**Exercise requirements**
Count the lines below that contain "title". Give only the number.

**Extracted material**
[Begin]

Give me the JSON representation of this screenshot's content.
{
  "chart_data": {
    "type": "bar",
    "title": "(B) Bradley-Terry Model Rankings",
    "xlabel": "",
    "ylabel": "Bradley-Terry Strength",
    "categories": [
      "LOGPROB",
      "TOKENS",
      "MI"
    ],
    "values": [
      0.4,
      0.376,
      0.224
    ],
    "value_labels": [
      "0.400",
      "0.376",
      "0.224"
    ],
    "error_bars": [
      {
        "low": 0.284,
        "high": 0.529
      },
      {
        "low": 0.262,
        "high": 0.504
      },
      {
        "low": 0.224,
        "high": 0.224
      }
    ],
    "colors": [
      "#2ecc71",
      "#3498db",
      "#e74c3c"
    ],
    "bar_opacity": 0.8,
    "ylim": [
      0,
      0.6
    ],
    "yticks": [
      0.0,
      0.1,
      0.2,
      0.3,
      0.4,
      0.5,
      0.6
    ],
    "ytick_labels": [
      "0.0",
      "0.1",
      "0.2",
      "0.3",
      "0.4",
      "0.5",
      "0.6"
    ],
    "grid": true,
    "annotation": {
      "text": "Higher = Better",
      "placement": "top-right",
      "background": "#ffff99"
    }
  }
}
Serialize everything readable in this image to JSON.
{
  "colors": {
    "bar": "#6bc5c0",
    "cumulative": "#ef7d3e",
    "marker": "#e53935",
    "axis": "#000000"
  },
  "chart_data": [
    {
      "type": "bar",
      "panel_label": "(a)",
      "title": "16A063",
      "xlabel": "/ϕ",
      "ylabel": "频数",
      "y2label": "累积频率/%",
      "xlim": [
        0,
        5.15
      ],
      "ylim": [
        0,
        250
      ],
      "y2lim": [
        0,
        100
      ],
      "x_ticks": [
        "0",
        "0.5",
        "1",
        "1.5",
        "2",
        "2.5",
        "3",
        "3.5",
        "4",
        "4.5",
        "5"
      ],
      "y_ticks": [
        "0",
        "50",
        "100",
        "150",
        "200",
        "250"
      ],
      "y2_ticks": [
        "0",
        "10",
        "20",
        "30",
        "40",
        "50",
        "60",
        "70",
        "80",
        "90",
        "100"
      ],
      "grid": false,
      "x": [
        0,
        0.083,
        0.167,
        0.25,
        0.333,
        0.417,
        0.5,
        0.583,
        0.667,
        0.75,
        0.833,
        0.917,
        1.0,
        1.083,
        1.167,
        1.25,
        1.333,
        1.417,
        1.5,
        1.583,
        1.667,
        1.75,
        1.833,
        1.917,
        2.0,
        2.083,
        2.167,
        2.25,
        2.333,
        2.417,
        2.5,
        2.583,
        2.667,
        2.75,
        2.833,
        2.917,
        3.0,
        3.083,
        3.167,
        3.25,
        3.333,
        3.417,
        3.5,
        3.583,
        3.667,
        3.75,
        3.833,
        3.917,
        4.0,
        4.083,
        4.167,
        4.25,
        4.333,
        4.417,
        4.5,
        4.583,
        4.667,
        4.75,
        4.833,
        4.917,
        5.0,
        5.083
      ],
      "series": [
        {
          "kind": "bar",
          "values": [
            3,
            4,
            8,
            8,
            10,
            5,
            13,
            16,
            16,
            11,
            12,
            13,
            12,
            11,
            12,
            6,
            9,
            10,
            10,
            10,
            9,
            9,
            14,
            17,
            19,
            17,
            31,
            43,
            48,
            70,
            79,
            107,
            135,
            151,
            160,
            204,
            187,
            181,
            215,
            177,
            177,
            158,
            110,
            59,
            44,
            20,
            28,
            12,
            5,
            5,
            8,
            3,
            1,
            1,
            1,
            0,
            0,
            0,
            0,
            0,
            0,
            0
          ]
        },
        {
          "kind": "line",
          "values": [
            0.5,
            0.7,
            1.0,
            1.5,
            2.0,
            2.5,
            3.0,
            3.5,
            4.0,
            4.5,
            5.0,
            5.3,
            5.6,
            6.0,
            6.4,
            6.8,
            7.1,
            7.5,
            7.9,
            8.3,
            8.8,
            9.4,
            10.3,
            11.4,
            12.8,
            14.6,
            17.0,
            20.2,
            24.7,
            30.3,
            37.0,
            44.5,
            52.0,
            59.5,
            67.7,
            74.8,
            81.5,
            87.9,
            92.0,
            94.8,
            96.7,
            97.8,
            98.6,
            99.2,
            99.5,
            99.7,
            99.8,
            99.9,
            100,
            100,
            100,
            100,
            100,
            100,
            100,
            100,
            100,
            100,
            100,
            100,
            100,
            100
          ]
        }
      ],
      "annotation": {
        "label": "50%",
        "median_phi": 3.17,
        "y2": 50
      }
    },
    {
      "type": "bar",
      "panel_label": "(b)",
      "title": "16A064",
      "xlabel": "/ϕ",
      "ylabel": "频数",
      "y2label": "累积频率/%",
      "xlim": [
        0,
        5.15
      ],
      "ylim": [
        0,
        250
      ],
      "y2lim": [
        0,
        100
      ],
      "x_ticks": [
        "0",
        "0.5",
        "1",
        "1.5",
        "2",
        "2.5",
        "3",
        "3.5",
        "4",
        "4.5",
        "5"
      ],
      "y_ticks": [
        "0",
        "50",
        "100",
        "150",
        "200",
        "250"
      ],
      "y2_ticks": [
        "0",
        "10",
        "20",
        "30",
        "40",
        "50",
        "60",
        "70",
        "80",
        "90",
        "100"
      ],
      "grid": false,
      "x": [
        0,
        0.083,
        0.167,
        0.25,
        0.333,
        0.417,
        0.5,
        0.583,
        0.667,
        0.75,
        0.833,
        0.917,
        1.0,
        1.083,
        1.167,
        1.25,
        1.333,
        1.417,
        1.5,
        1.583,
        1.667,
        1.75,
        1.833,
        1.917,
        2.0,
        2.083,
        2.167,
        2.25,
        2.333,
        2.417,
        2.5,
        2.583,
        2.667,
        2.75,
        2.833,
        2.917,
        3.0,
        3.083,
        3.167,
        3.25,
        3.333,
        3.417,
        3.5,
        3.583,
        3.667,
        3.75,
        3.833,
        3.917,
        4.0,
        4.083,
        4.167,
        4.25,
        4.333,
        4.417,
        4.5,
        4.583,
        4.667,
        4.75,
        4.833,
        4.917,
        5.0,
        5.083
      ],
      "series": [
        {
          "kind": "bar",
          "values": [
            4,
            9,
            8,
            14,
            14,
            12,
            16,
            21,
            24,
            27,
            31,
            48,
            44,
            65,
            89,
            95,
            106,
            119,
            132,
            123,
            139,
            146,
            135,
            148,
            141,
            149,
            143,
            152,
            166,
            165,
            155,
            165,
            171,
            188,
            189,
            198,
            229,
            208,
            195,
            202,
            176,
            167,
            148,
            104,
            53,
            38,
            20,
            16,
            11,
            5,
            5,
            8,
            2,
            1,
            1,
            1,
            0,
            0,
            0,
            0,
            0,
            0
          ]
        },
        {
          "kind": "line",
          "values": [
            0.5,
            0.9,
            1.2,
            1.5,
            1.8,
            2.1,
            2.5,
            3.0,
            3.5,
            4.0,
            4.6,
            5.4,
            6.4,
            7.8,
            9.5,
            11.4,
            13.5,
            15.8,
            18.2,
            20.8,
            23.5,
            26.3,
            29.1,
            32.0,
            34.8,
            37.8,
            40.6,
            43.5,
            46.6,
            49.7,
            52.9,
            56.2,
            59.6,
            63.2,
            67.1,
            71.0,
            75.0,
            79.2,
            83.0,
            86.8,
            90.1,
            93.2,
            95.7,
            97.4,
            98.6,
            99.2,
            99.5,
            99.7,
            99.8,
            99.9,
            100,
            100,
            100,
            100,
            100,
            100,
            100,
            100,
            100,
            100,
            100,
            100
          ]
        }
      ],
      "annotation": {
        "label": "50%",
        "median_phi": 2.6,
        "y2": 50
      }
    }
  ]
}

[End]

**Correct response**
3